WORK TO COMPLETE
Report only the number of lines in this material that include "Brasil".

Dataset records on visual material
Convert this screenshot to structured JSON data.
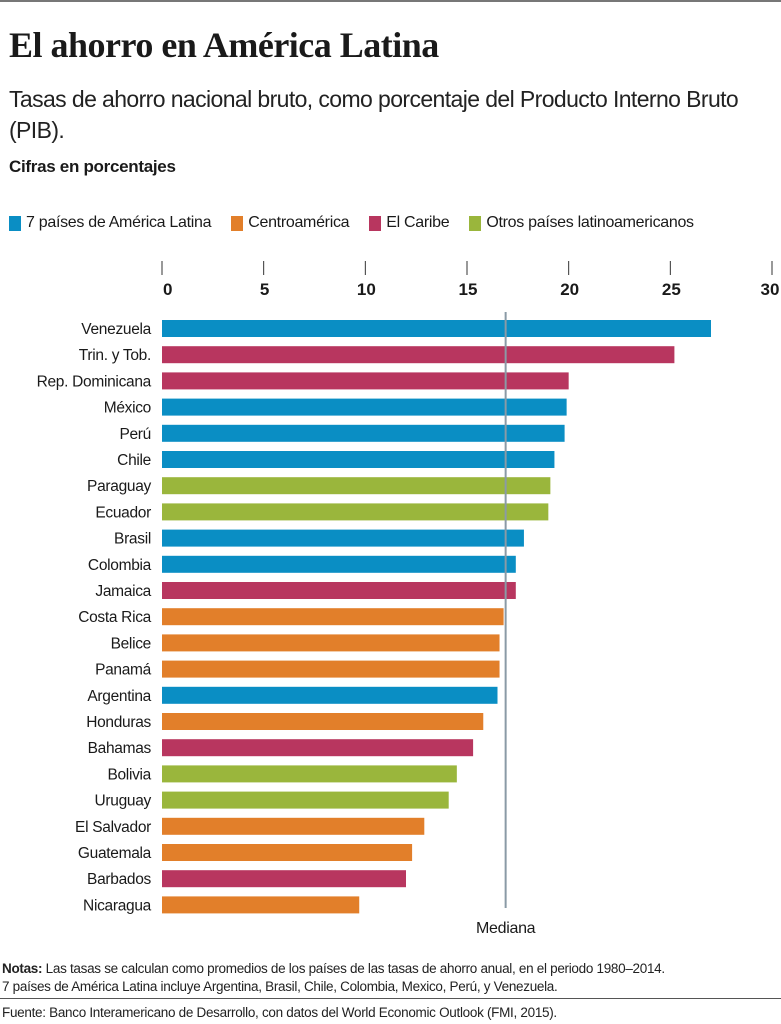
{
  "header": {
    "title": "El ahorro en América Latina",
    "subtitle": "Tasas de ahorro nacional bruto, como porcentaje del Producto Interno Bruto (PIB).",
    "units": "Cifras en porcentajes"
  },
  "legend": [
    {
      "label": "7 países de América Latina",
      "color": "#0a8ec4"
    },
    {
      "label": "Centroamérica",
      "color": "#e27f2a"
    },
    {
      "label": "El Caribe",
      "color": "#b8365f"
    },
    {
      "label": "Otros países latinoamericanos",
      "color": "#9ab63c"
    }
  ],
  "chart_data": {
    "type": "bar",
    "orientation": "horizontal",
    "title": "El ahorro en América Latina",
    "xlabel": "",
    "ylabel": "",
    "xlim": [
      0,
      30
    ],
    "xticks": [
      0,
      5,
      10,
      15,
      20,
      25,
      30
    ],
    "grid": false,
    "legend_position": "top",
    "groups": {
      "7 países de América Latina": "#0a8ec4",
      "Centroamérica": "#e27f2a",
      "El Caribe": "#b8365f",
      "Otros países latinoamericanos": "#9ab63c"
    },
    "categories": [
      "Venezuela",
      "Trin. y Tob.",
      "Rep. Dominicana",
      "México",
      "Perú",
      "Chile",
      "Paraguay",
      "Ecuador",
      "Brasil",
      "Colombia",
      "Jamaica",
      "Costa Rica",
      "Belice",
      "Panamá",
      "Argentina",
      "Honduras",
      "Bahamas",
      "Bolivia",
      "Uruguay",
      "El Salvador",
      "Guatemala",
      "Barbados",
      "Nicaragua"
    ],
    "values": [
      27.0,
      25.2,
      20.0,
      19.9,
      19.8,
      19.3,
      19.1,
      19.0,
      17.8,
      17.4,
      17.4,
      16.8,
      16.6,
      16.6,
      16.5,
      15.8,
      15.3,
      14.5,
      14.1,
      12.9,
      12.3,
      12.0,
      9.7
    ],
    "group_of": [
      "7 países de América Latina",
      "El Caribe",
      "El Caribe",
      "7 países de América Latina",
      "7 países de América Latina",
      "7 países de América Latina",
      "Otros países latinoamericanos",
      "Otros países latinoamericanos",
      "7 países de América Latina",
      "7 países de América Latina",
      "El Caribe",
      "Centroamérica",
      "Centroamérica",
      "Centroamérica",
      "7 países de América Latina",
      "Centroamérica",
      "El Caribe",
      "Otros países latinoamericanos",
      "Otros países latinoamericanos",
      "Centroamérica",
      "Centroamérica",
      "El Caribe",
      "Centroamérica"
    ],
    "reference_line": {
      "label": "Mediana",
      "value": 16.9,
      "color": "#8a9aa6"
    }
  },
  "footer": {
    "notes_label": "Notas:",
    "notes_text": " Las tasas se calculan como promedios de los países de las tasas de ahorro anual, en el periodo 1980–2014.",
    "notes_line2": "7 países de América Latina incluye Argentina, Brasil, Chile, Colombia, Mexico, Perú, y Venezuela.",
    "source": "Fuente: Banco Interamericano de Desarrollo, con datos del  World Economic Outlook (FMI, 2015)."
  }
}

EXPECTED ANSWER
2